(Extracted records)
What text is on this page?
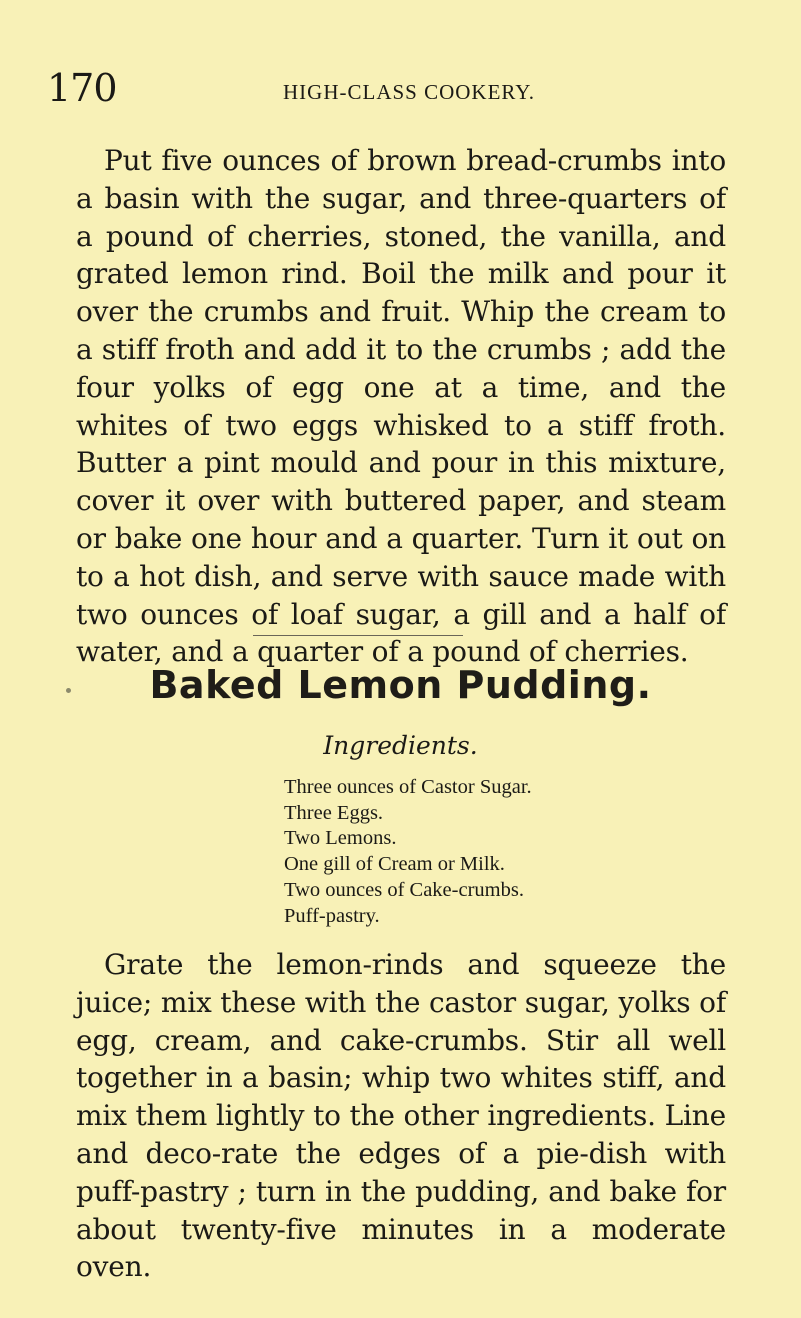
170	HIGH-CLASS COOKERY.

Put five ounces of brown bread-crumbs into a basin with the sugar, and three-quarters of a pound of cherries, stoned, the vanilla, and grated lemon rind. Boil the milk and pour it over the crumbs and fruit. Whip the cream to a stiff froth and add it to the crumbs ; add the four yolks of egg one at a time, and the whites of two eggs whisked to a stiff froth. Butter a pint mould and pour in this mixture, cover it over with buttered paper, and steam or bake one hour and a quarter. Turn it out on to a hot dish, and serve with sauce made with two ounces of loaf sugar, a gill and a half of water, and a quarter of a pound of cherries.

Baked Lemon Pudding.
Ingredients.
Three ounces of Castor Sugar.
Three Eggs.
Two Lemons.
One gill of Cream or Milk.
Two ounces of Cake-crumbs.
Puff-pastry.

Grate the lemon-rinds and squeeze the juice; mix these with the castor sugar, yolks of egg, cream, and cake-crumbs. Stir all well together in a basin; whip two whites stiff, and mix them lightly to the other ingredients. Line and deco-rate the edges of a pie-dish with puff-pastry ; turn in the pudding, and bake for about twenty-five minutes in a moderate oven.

* [TASK BRIEF] Omit the pictures, then output the rest of the listing exactly.

* [WRITTEN RESPONSE]
What text is on this page?
170	HIGH-CLASS COOKERY.

Put five ounces of brown bread-crumbs into a basin with the sugar, and three-quarters of a pound of cherries, stoned, the vanilla, and grated lemon rind. Boil the milk and pour it over the crumbs and fruit. Whip the cream to a stiff froth and add it to the crumbs ; add the four yolks of egg one at a time, and the whites of two eggs whisked to a stiff froth. Butter a pint mould and pour in this mixture, cover it over with buttered paper, and steam or bake one hour and a quarter. Turn it out on to a hot dish, and serve with sauce made with two ounces of loaf sugar, a gill and a half of water, and a quarter of a pound of cherries.

Baked Lemon Pudding.
Ingredients.
Three ounces of Castor Sugar.
Three Eggs.
Two Lemons.
One gill of Cream or Milk.
Two ounces of Cake-crumbs.
Puff-pastry.

Grate the lemon-rinds and squeeze the juice; mix these with the castor sugar, yolks of egg, cream, and cake-crumbs. Stir all well together in a basin; whip two whites stiff, and mix them lightly to the other ingredients. Line and deco-rate the edges of a pie-dish with puff-pastry ; turn in the pudding, and bake for about twenty-five minutes in a moderate oven.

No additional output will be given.